## Provided records
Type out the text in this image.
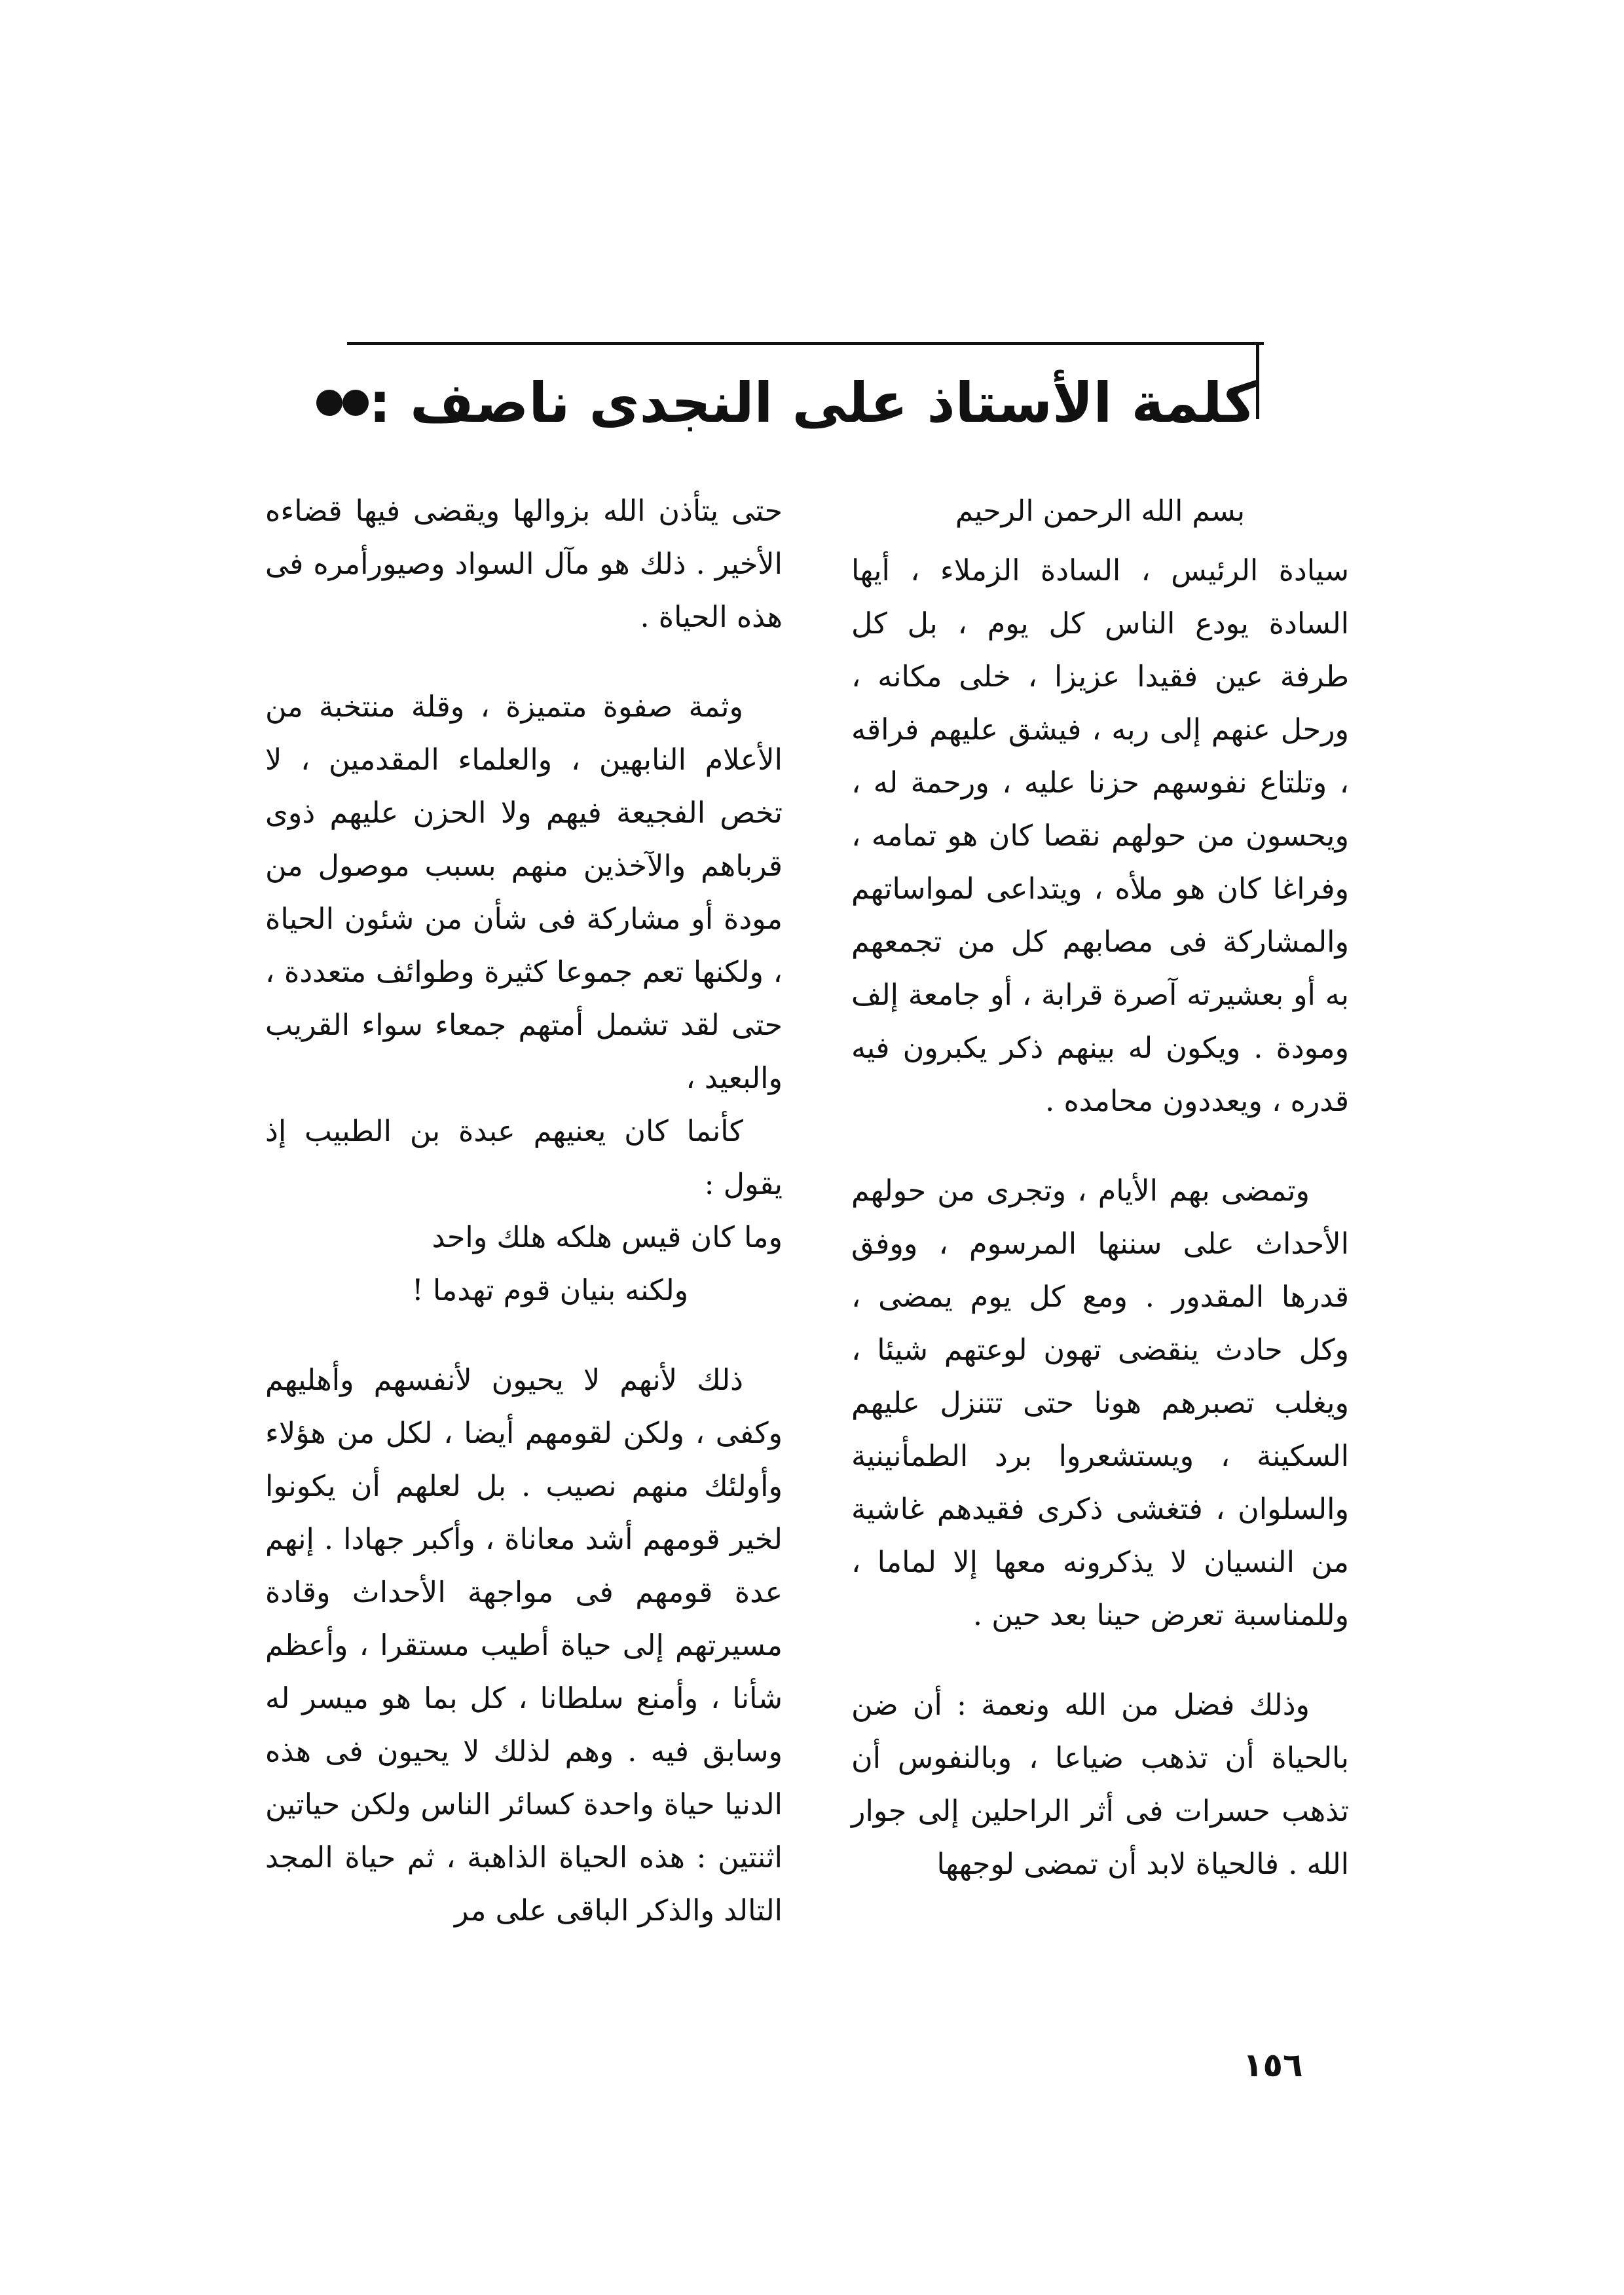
كلمة الأستاذ على النجدى ناصف :

بسم الله الرحمن الرحيم

سيادة الرئيس ، السادة الزملاء ، أيها السادة يودع الناس كل يوم ، بل كل طرفة عين فقيدا عزيزا ، خلى مكانه ، ورحل عنهم إلى ربه ، فيشق عليهم فراقه ، وتلتاع نفوسهم حزنا عليه ، ورحمة له ، ويحسون من حولهم نقصا كان هو تمامه ، وفراغا كان هو ملأه ، ويتداعى لمواساتهم والمشاركة فى مصابهم كل من تجمعهم به أو بعشيرته آصرة قرابة ، أو جامعة إلف ومودة . ويكون له بينهم ذكر يكبرون فيه قدره ، ويعددون محامده .

وتمضى بهم الأيام ، وتجرى من حولهم الأحداث على سننها المرسوم ، ووفق قدرها المقدور . ومع كل يوم يمضى ، وكل حادث ينقضى تهون لوعتهم شيئا ، ويغلب تصبرهم هونا حتى تتنزل عليهم السكينة ، ويستشعروا برد الطمأنينية والسلوان ، فتغشى ذكرى فقيدهم غاشية من النسيان لا يذكرونه معها إلا لماما ، وللمناسبة تعرض حينا بعد حين .

وذلك فضل من الله ونعمة : أن ضن بالحياة أن تذهب ضياعا ، وبالنفوس أن تذهب حسرات فى أثر الراحلين إلى جوار الله . فالحياة لابد أن تمضى لوجهها

حتى يتأذن الله بزوالها ويقضى فيها قضاءه الأخير . ذلك هو مآل السواد وصيورأمره فى هذه الحياة .

وثمة صفوة متميزة ، وقلة منتخبة من الأعلام النابهين ، والعلماء المقدمين ، لا تخص الفجيعة فيهم ولا الحزن عليهم ذوى قرباهم والآخذين منهم بسبب موصول من مودة أو مشاركة فى شأن من شئون الحياة ، ولكنها تعم جموعا كثيرة وطوائف متعددة ، حتى لقد تشمل أمتهم جمعاء سواء القريب والبعيد ،

كأنما كان يعنيهم عبدة بن الطبيب إذ يقول :

وما كان قيس هلكه هلك واحد

ولكنه بنيان قوم تهدما !

ذلك لأنهم لا يحيون لأنفسهم وأهليهم وكفى ، ولكن لقومهم أيضا ، لكل من هؤلاء وأولئك منهم نصيب . بل لعلهم أن يكونوا لخير قومهم أشد معاناة ، وأكبر جهادا . إنهم عدة قومهم فى مواجهة الأحداث وقادة مسيرتهم إلى حياة أطيب مستقرا ، وأعظم شأنا ، وأمنع سلطانا ، كل بما هو ميسر له وسابق فيه . وهم لذلك لا يحيون فى هذه الدنيا حياة واحدة كسائر الناس ولكن حياتين اثنتين : هذه الحياة الذاهبة ، ثم حياة المجد التالد والذكر الباقى على مر

١٥٦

## Challenge
Leave out every picture and copy the rest of the records exactly.

## Written response
Type out the text in this image.
كلمة الأستاذ على النجدى ناصف :

بسم الله الرحمن الرحيم

سيادة الرئيس ، السادة الزملاء ، أيها السادة يودع الناس كل يوم ، بل كل طرفة عين فقيدا عزيزا ، خلى مكانه ، ورحل عنهم إلى ربه ، فيشق عليهم فراقه ، وتلتاع نفوسهم حزنا عليه ، ورحمة له ، ويحسون من حولهم نقصا كان هو تمامه ، وفراغا كان هو ملأه ، ويتداعى لمواساتهم والمشاركة فى مصابهم كل من تجمعهم به أو بعشيرته آصرة قرابة ، أو جامعة إلف ومودة . ويكون له بينهم ذكر يكبرون فيه قدره ، ويعددون محامده .

وتمضى بهم الأيام ، وتجرى من حولهم الأحداث على سننها المرسوم ، ووفق قدرها المقدور . ومع كل يوم يمضى ، وكل حادث ينقضى تهون لوعتهم شيئا ، ويغلب تصبرهم هونا حتى تتنزل عليهم السكينة ، ويستشعروا برد الطمأنينية والسلوان ، فتغشى ذكرى فقيدهم غاشية من النسيان لا يذكرونه معها إلا لماما ، وللمناسبة تعرض حينا بعد حين .

وذلك فضل من الله ونعمة : أن ضن بالحياة أن تذهب ضياعا ، وبالنفوس أن تذهب حسرات فى أثر الراحلين إلى جوار الله . فالحياة لابد أن تمضى لوجهها

حتى يتأذن الله بزوالها ويقضى فيها قضاءه الأخير . ذلك هو مآل السواد وصيورأمره فى هذه الحياة .

وثمة صفوة متميزة ، وقلة منتخبة من الأعلام النابهين ، والعلماء المقدمين ، لا تخص الفجيعة فيهم ولا الحزن عليهم ذوى قرباهم والآخذين منهم بسبب موصول من مودة أو مشاركة فى شأن من شئون الحياة ، ولكنها تعم جموعا كثيرة وطوائف متعددة ، حتى لقد تشمل أمتهم جمعاء سواء القريب والبعيد ،

كأنما كان يعنيهم عبدة بن الطبيب إذ يقول :

وما كان قيس هلكه هلك واحد

ولكنه بنيان قوم تهدما !

ذلك لأنهم لا يحيون لأنفسهم وأهليهم وكفى ، ولكن لقومهم أيضا ، لكل من هؤلاء وأولئك منهم نصيب . بل لعلهم أن يكونوا لخير قومهم أشد معاناة ، وأكبر جهادا . إنهم عدة قومهم فى مواجهة الأحداث وقادة مسيرتهم إلى حياة أطيب مستقرا ، وأعظم شأنا ، وأمنع سلطانا ، كل بما هو ميسر له وسابق فيه . وهم لذلك لا يحيون فى هذه الدنيا حياة واحدة كسائر الناس ولكن حياتين اثنتين : هذه الحياة الذاهبة ، ثم حياة المجد التالد والذكر الباقى على مر

١٥٦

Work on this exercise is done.